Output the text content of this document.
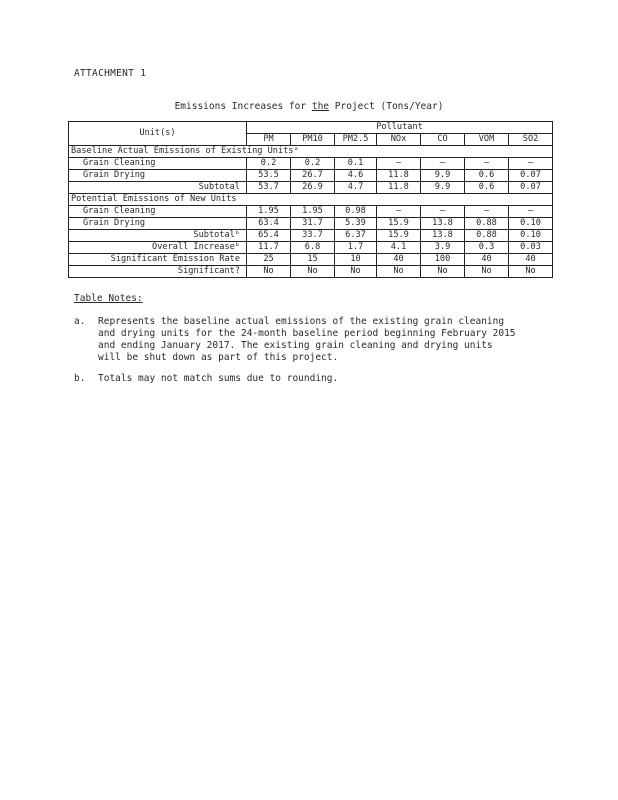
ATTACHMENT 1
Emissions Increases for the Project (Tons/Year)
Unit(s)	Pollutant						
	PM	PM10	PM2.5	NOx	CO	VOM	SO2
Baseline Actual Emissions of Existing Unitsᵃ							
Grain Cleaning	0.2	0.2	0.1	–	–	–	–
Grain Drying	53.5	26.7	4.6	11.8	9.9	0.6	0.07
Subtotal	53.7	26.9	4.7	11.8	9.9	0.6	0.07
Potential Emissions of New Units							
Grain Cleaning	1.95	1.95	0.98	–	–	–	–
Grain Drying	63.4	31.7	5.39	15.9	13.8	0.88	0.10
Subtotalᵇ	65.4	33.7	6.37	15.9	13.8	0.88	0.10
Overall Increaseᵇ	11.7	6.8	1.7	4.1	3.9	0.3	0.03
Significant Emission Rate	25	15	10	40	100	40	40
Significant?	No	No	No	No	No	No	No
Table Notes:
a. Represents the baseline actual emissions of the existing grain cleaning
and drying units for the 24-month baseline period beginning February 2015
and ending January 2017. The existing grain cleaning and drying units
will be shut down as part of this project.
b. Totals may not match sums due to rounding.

^^^^^^^^^^^^^^^^

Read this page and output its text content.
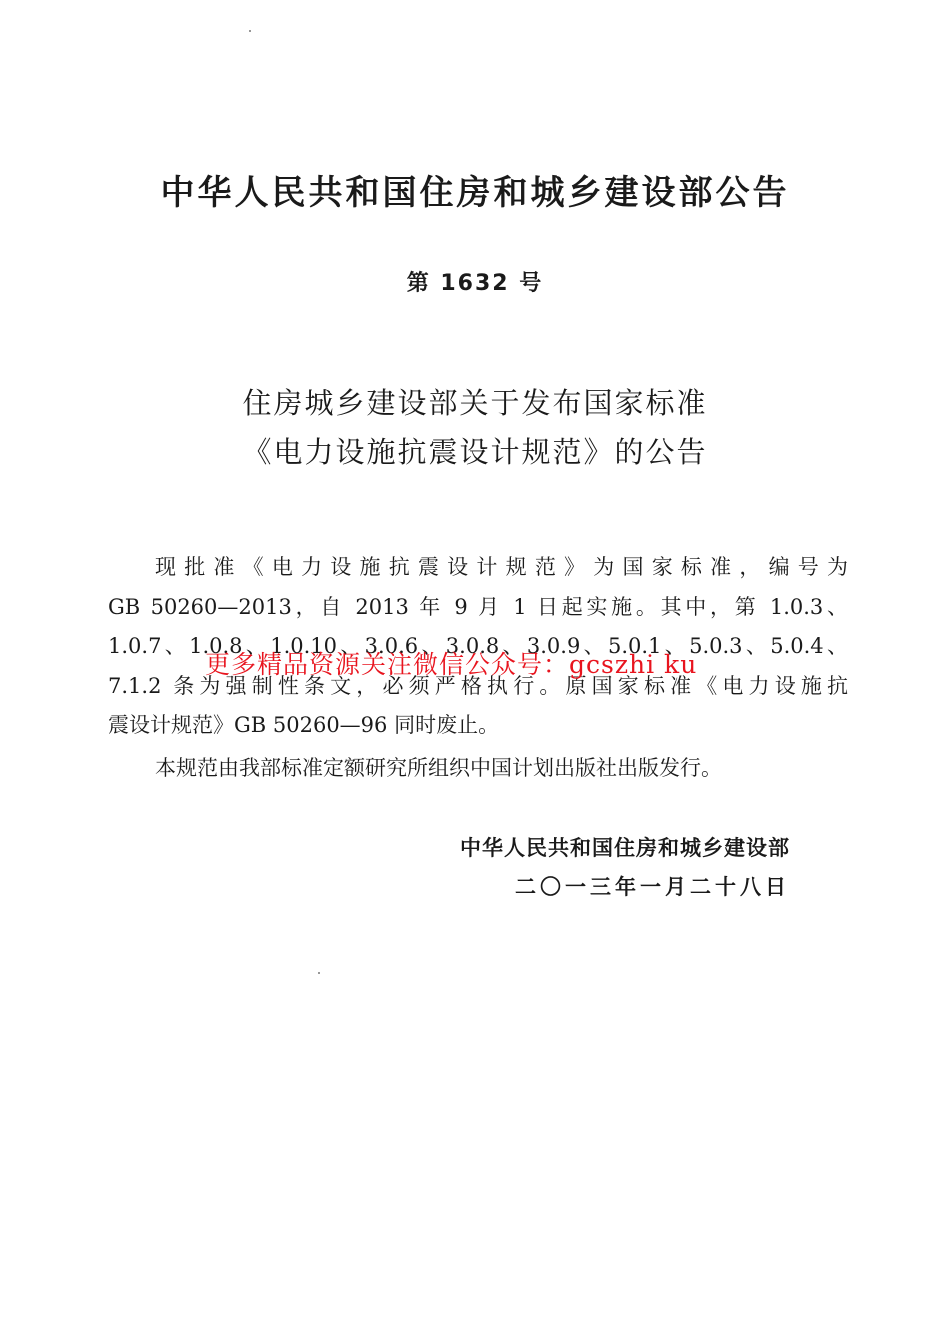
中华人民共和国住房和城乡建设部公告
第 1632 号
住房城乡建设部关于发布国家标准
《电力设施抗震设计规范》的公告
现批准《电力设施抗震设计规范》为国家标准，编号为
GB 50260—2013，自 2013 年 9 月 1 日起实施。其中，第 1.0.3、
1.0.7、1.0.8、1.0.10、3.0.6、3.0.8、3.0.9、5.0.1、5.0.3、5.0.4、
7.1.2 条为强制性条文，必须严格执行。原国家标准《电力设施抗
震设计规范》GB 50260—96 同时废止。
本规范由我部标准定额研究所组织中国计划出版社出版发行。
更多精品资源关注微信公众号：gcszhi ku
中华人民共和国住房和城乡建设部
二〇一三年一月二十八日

^^^^^^^^^^^^^^^^

Task requirements:
From the records above, work out how many lines contain the string "text". Give only the number.

Result of this exercise:
2